[Stored records]
■ ■ ■ ■ ■

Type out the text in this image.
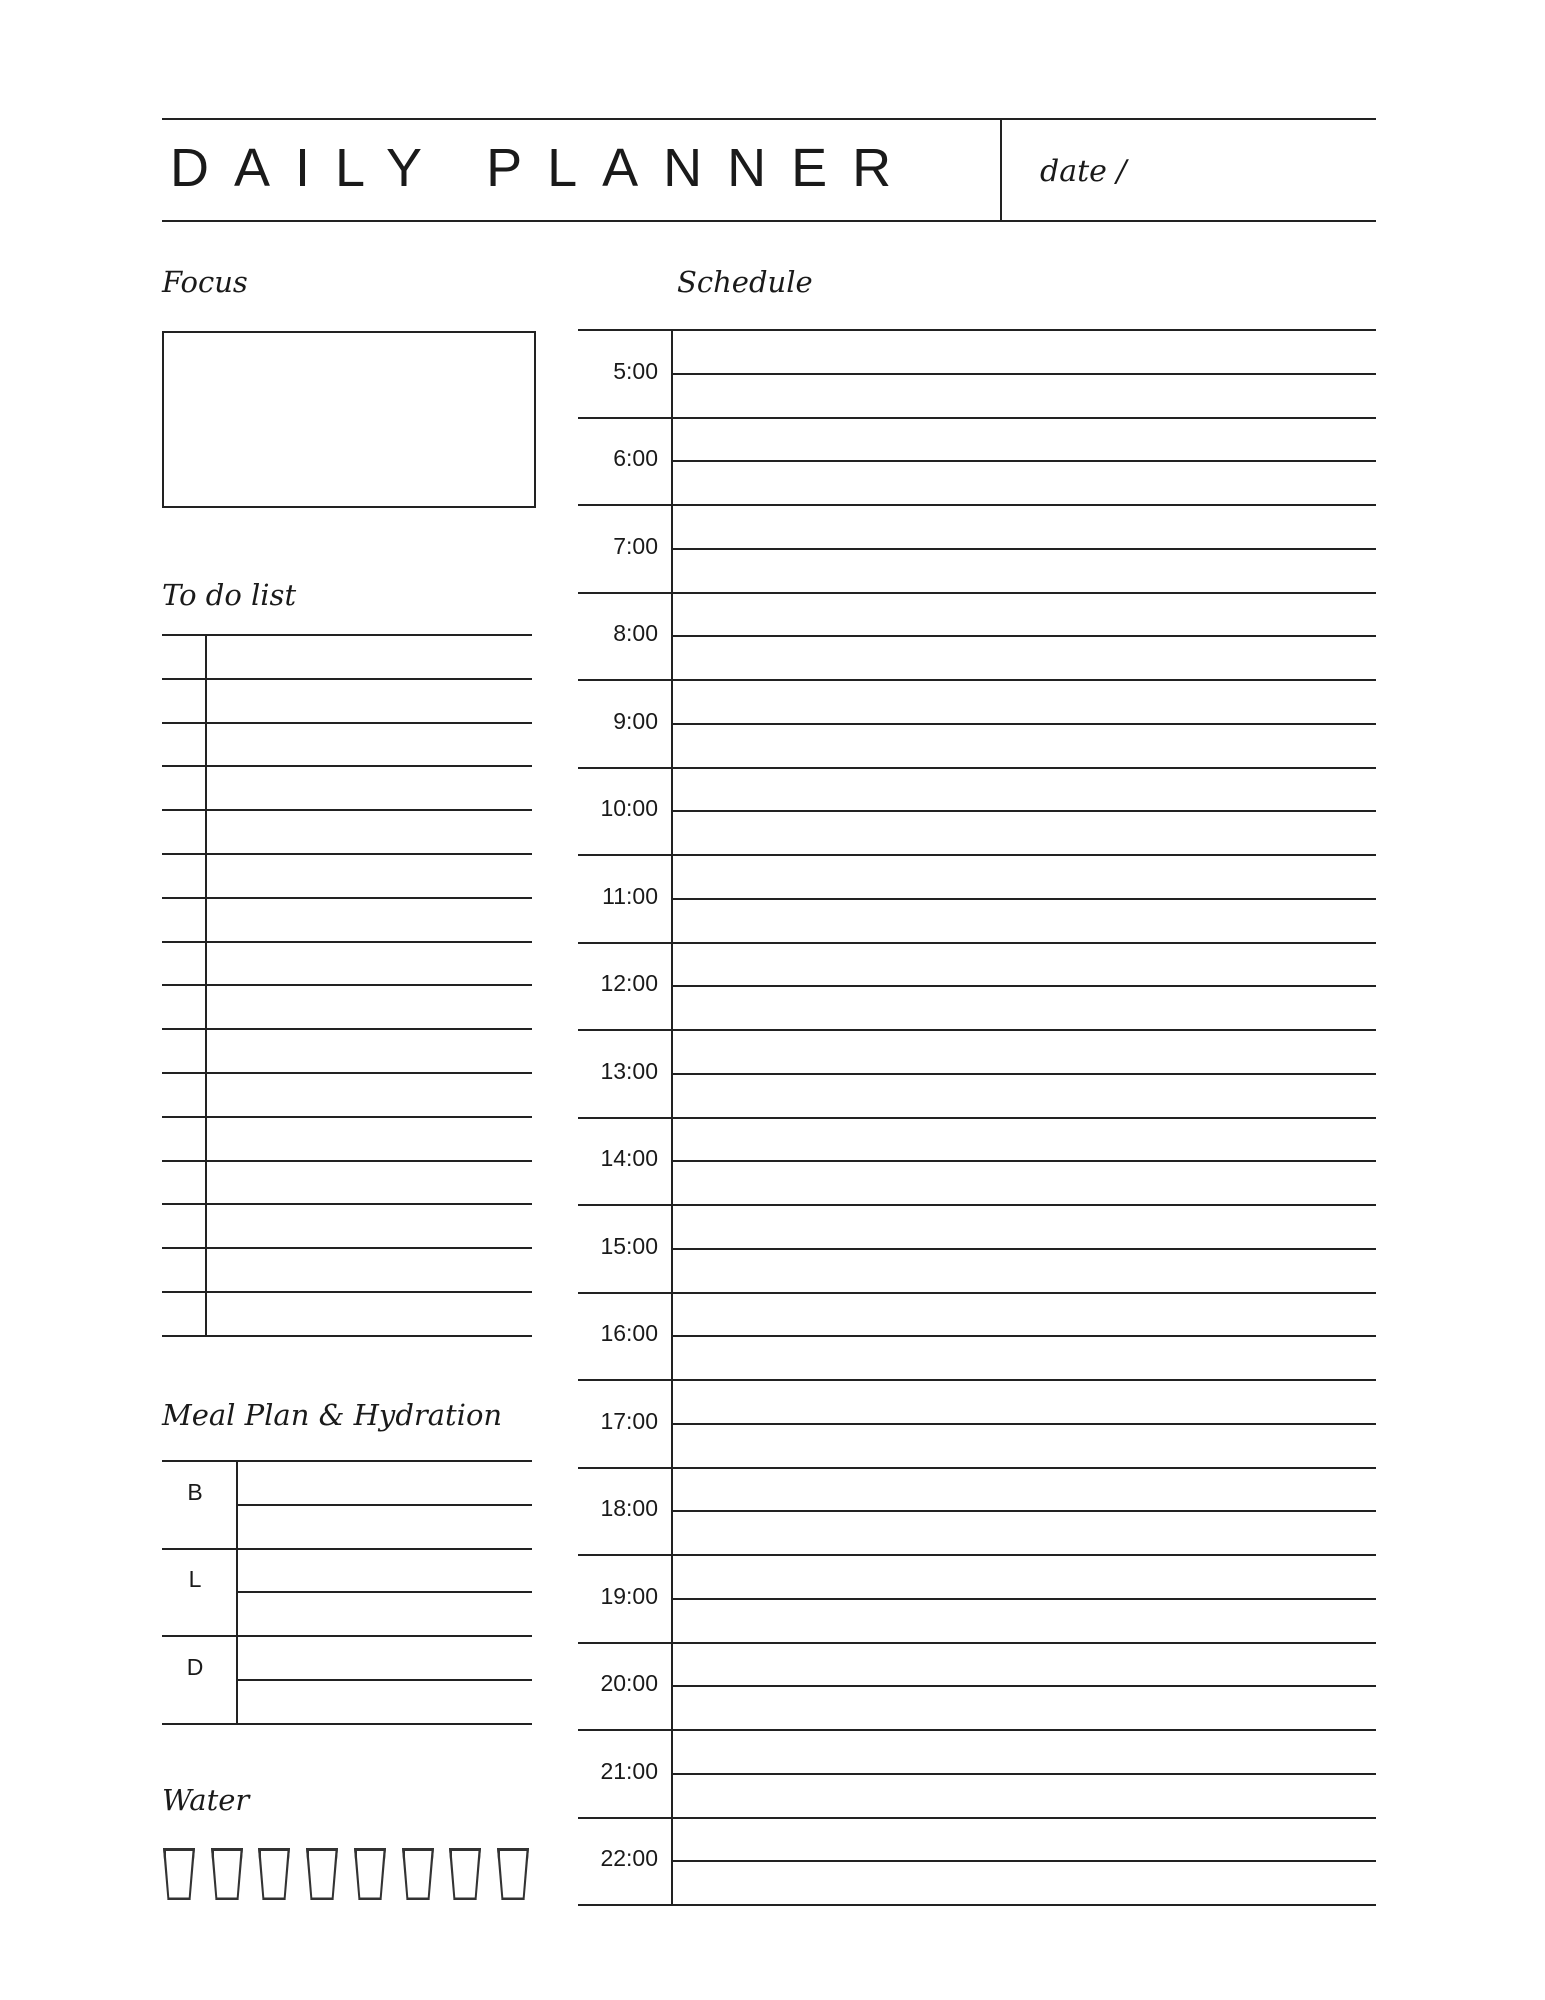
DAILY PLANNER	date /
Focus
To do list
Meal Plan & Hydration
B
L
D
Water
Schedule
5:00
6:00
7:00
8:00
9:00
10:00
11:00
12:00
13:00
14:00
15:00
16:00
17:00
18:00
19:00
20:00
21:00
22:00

■ ■ ■ ■ ■

STATED EXERCISE: Each record above should come back exactly the same, only without its pictures.

SOLUTION TO THIS PROBLEM:
Type out the text in this image.
DAILY PLANNER	date /
Focus
To do list
Meal Plan & Hydration
B
L
D
Water
Schedule
5:00
6:00
7:00
8:00
9:00
10:00
11:00
12:00
13:00
14:00
15:00
16:00
17:00
18:00
19:00
20:00
21:00
22:00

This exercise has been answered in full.